-- Begin PAGE --

One day of sun (a not-at-all wordless Wednesday)


Yesterday was lovely. It was mild, it was still and – shhhhh – the sun shone. To celebrate I took a quick turn round the garden, and I was surprised by how much is still in flower. Oh, there are the hangers on: the now-tatty cosmos still with a few white flowers, the dahlia still blooming away, the salvia ‘hot lips’ whose flowers are now almost entirely white. But some things have suddenly appeared which are a sign that we are in deep autumn, and heading towards winter.

The Viburnum is always the first, and sometimes it starts flowering really early, almost in late summer. Not this year, though; it’s getting into its stride now:


and the scent is lovely. It’s up at the top of the garden, near where logs are chopped, and its fragrance seems to merge with the sweet resinous smell of the cedar logs. (No clothes moths up there, then… OK, that’s partly the absence of clothes – hang on, no nude log chopping here, rather the absence of stored clothes. Oh, I’m just getting more complicated. Leave it… but cedar is a good moth-repellant.)

The yellow jasmine hedge is gearing up for the seasonal show too,


and though I used to regret that this had no scent, I’m now convinced that it’s just as well. If it did, it would be overwhelming.

-- End PAGE --
-- Begin DATA SHOWN --

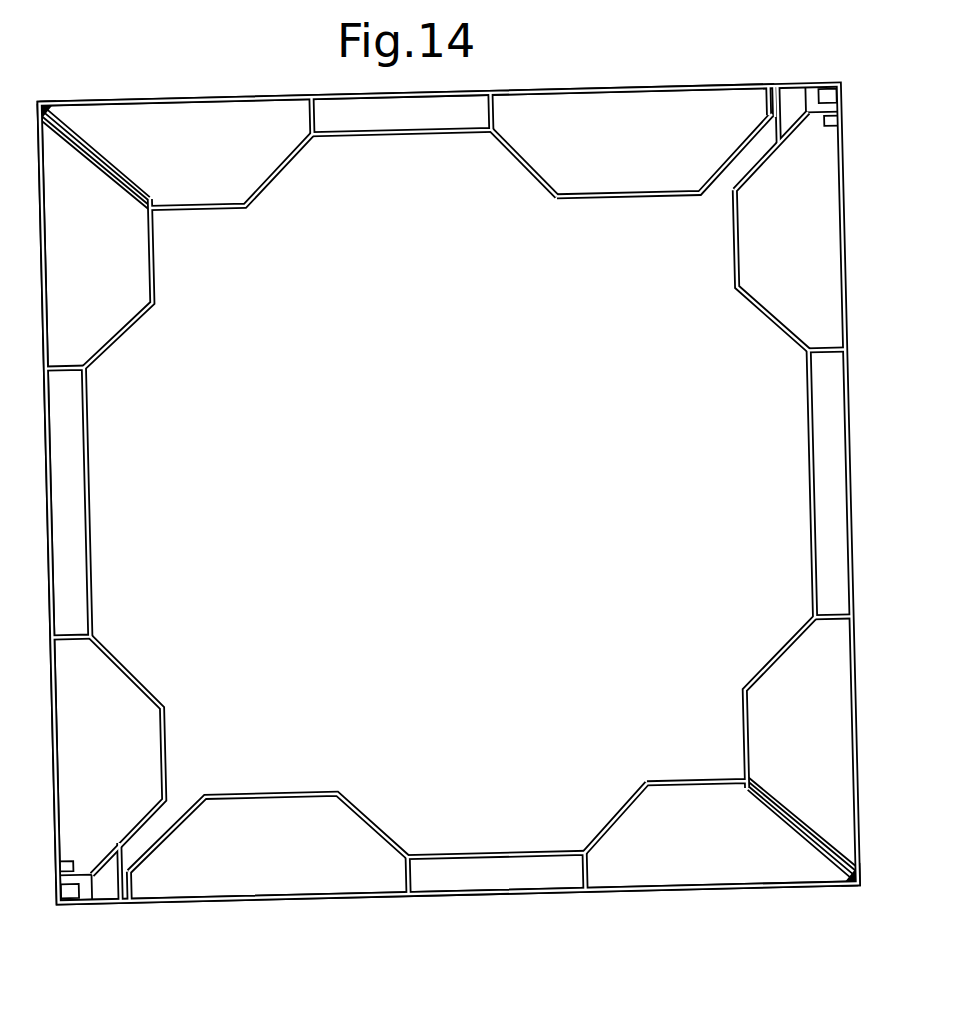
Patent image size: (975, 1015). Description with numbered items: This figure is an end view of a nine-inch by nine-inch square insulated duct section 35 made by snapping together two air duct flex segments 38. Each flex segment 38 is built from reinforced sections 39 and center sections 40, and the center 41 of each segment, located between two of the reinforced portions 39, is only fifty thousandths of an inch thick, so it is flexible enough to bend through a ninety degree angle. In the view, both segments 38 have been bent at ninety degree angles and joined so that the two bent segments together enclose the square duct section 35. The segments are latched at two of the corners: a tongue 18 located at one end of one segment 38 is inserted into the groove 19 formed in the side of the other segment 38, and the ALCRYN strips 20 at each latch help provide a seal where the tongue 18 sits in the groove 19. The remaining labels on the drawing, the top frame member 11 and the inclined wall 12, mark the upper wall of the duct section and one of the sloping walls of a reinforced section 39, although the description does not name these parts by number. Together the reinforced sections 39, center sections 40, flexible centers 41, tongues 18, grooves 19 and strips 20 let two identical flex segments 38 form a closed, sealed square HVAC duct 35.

-- End DATA SHOWN --

GIVEN INSTRUCTION 1: Say whether each statement agrees with the garden post, answering yes or no and quoting the words from the post that decide it. (a) The Viburnum began flowering early this year. (b) The yellow jasmine hedge has no scent. (c) The flowers of the salvia ‘hot lips’ are now almost entirely white.
GIVEN INSTRUCTION 2: Transcribe the part of the garden post that begins at the words "The Viburnum is" and ends after the words "would be overwhelming.".

EXERCISE RESULT 1:
(a) No: "Not this year, though; it’s getting into its stride now"
(b) Yes: "I used to regret that this had no scent"
(c) Yes: "whose flowers are now almost entirely white"

EXERCISE RESULT 2:
The Viburnum is always the first, and sometimes it starts flowering really early, almost in late summer. Not this year, though; it’s getting into its stride now:


and the scent is lovely. It’s up at the top of the garden, near where logs are chopped, and its fragrance seems to merge with the sweet resinous smell of the cedar logs. (No clothes moths up there, then… OK, that’s partly the absence of clothes – hang on, no nude log chopping here, rather the absence of stored clothes. Oh, I’m just getting more complicated. Leave it… but cedar is a good moth-repellant.)

The yellow jasmine hedge is gearing up for the seasonal show too,


and though I used to regret that this had no scent, I’m now convinced that it’s just as well. If it did, it would be overwhelming.